Exercise data:
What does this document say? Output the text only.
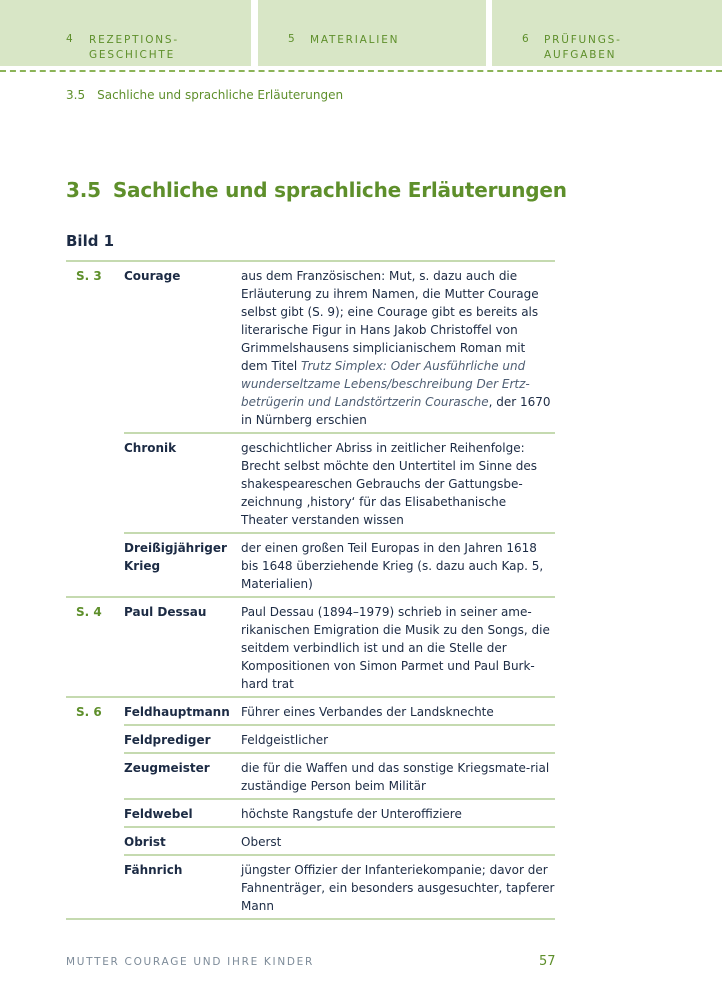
4 REZEPTIONS-
GESCHICHTE
5 MATERIALIEN	6 PRÜFUNGS-
AUFGABEN
3.5 Sachliche und sprachliche Erläuterungen
3.5 Sachliche und sprachliche Erläuterungen
Bild 1
S. 3	Courage	aus dem Französischen: Mut, s. dazu auch die Erläuterung zu ihrem Namen, die Mutter Courage selbst gibt (S. 9); eine Courage gibt es bereits als literarische Figur in Hans Jakob Christoffel von Grimmelshausens simplicianischem Roman mit dem Titel Trutz Simplex: Oder Ausführliche und wunderseltzame Lebens/beschreibung Der Ertz-betrügerin und Landstörtzerin Courasche, der 1670 in Nürnberg erschien
	Chronik	geschichtlicher Abriss in zeitlicher Reihenfolge: Brecht selbst möchte den Untertitel im Sinne des shakespeareschen Gebrauchs der Gattungsbe-zeichnung ‚history‘ für das Elisabethanische Theater verstanden wissen
	Dreißigjähriger Krieg	der einen großen Teil Europas in den Jahren 1618 bis 1648 überziehende Krieg (s. dazu auch Kap. 5, Materialien)
S. 4	Paul Dessau	Paul Dessau (1894–1979) schrieb in seiner ame-rikanischen Emigration die Musik zu den Songs, die seitdem verbindlich ist und an die Stelle der Kompositionen von Simon Parmet und Paul Burk-hard trat
S. 6	Feldhauptmann	Führer eines Verbandes der Landsknechte
	Feldprediger	Feldgeistlicher
	Zeugmeister	die für die Waffen und das sonstige Kriegsmate-rial zuständige Person beim Militär
	Feldwebel	höchste Rangstufe der Unteroffiziere
	Obrist	Oberst
	Fähnrich	jüngster Offizier der Infanteriekompanie; davor der Fahnenträger, ein besonders ausgesuchter, tapferer Mann
MUTTER COURAGE UND IHRE KINDER	57
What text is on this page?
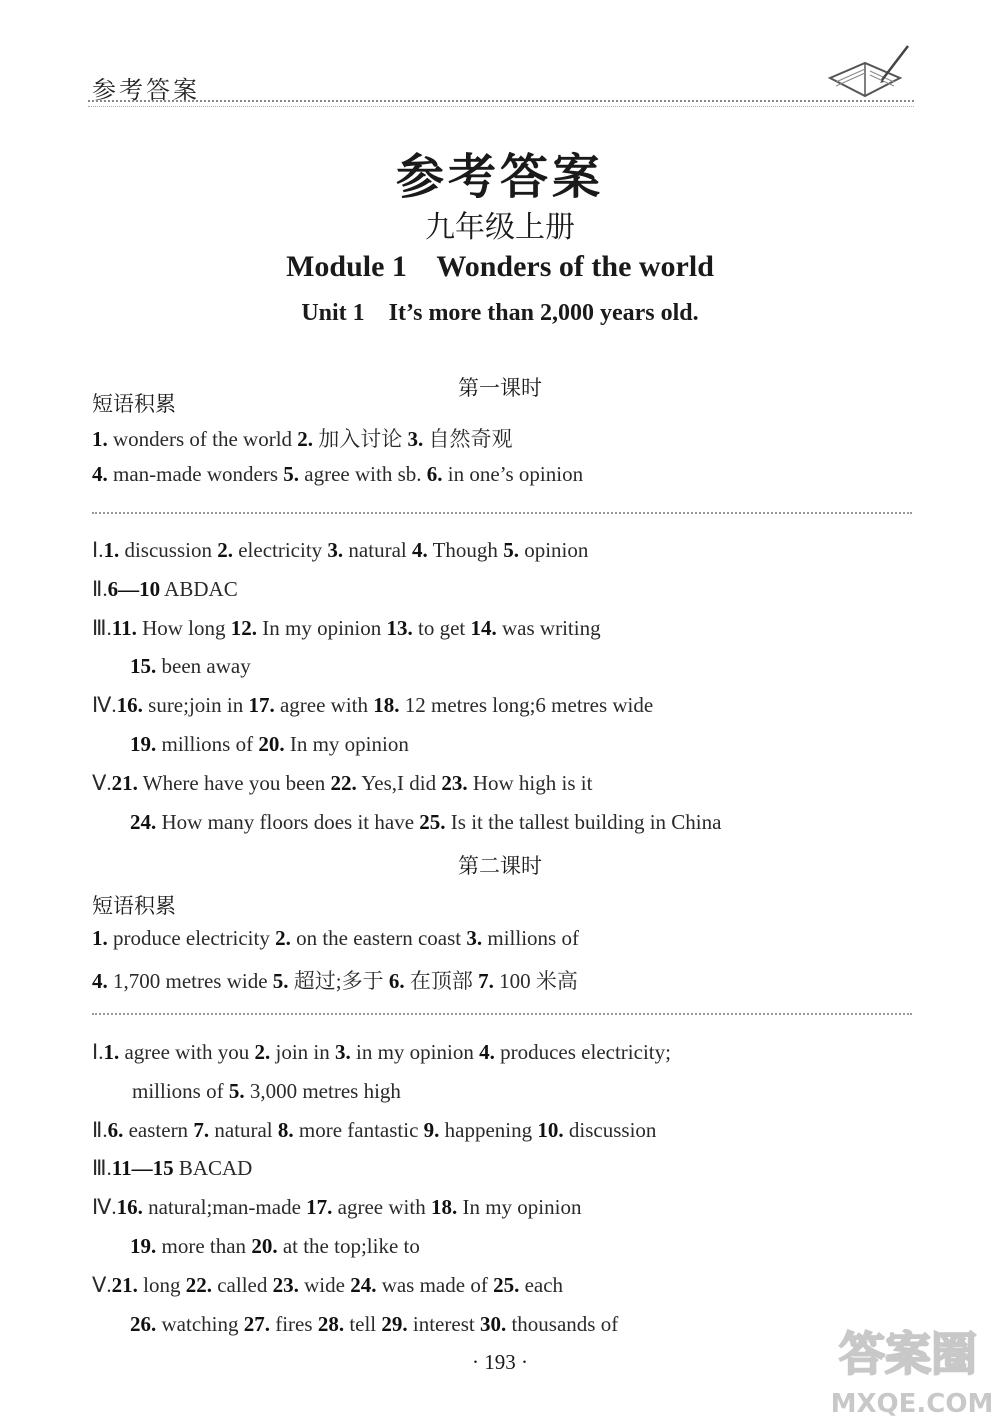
参考答案
参考答案
九年级上册
Module 1    Wonders of the world
Unit 1    It’s more than 2,000 years old.
第一课时
短语积累
1. wonders of the world 2. 加入讨论 3. 自然奇观
4. man-made wonders 5. agree with sb. 6. in one’s opinion
Ⅰ.1. discussion 2. electricity 3. natural 4. Though 5. opinion
Ⅱ.6—10 ABDAC
Ⅲ.11. How long 12. In my opinion 13. to get 14. was writing
15. been away
Ⅳ.16. sure;join in 17. agree with 18. 12 metres long;6 metres wide
19. millions of 20. In my opinion
Ⅴ.21. Where have you been 22. Yes,I did 23. How high is it
24. How many floors does it have 25. Is it the tallest building in China
第二课时
短语积累
1. produce electricity 2. on the eastern coast 3. millions of
4. 1,700 metres wide 5. 超过;多于 6. 在顶部 7. 100 米高
Ⅰ.1. agree with you 2. join in 3. in my opinion 4. produces electricity;
millions of 5. 3,000 metres high
Ⅱ.6. eastern 7. natural 8. more fantastic 9. happening 10. discussion
Ⅲ.11—15 BACAD
Ⅳ.16. natural;man-made 17. agree with 18. In my opinion
19. more than 20. at the top;like to
Ⅴ.21. long 22. called 23. wide 24. was made of 25. each
26. watching 27. fires 28. tell 29. interest 30. thousands of
· 193 ·	答案圈
MXQE.COM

Instructions to follow: Exclude the pictures, and output exactly the lines from the one with "What text is on this page?" through the last line of the records, both included.

Response:
What text is on this page?
参考答案
参考答案
九年级上册
Module 1    Wonders of the world
Unit 1    It’s more than 2,000 years old.
第一课时
短语积累
1. wonders of the world 2. 加入讨论 3. 自然奇观
4. man-made wonders 5. agree with sb. 6. in one’s opinion
Ⅰ.1. discussion 2. electricity 3. natural 4. Though 5. opinion
Ⅱ.6—10 ABDAC
Ⅲ.11. How long 12. In my opinion 13. to get 14. was writing
15. been away
Ⅳ.16. sure;join in 17. agree with 18. 12 metres long;6 metres wide
19. millions of 20. In my opinion
Ⅴ.21. Where have you been 22. Yes,I did 23. How high is it
24. How many floors does it have 25. Is it the tallest building in China
第二课时
短语积累
1. produce electricity 2. on the eastern coast 3. millions of
4. 1,700 metres wide 5. 超过;多于 6. 在顶部 7. 100 米高
Ⅰ.1. agree with you 2. join in 3. in my opinion 4. produces electricity;
millions of 5. 3,000 metres high
Ⅱ.6. eastern 7. natural 8. more fantastic 9. happening 10. discussion
Ⅲ.11—15 BACAD
Ⅳ.16. natural;man-made 17. agree with 18. In my opinion
19. more than 20. at the top;like to
Ⅴ.21. long 22. called 23. wide 24. was made of 25. each
26. watching 27. fires 28. tell 29. interest 30. thousands of
· 193 ·	答案圈
MXQE.COM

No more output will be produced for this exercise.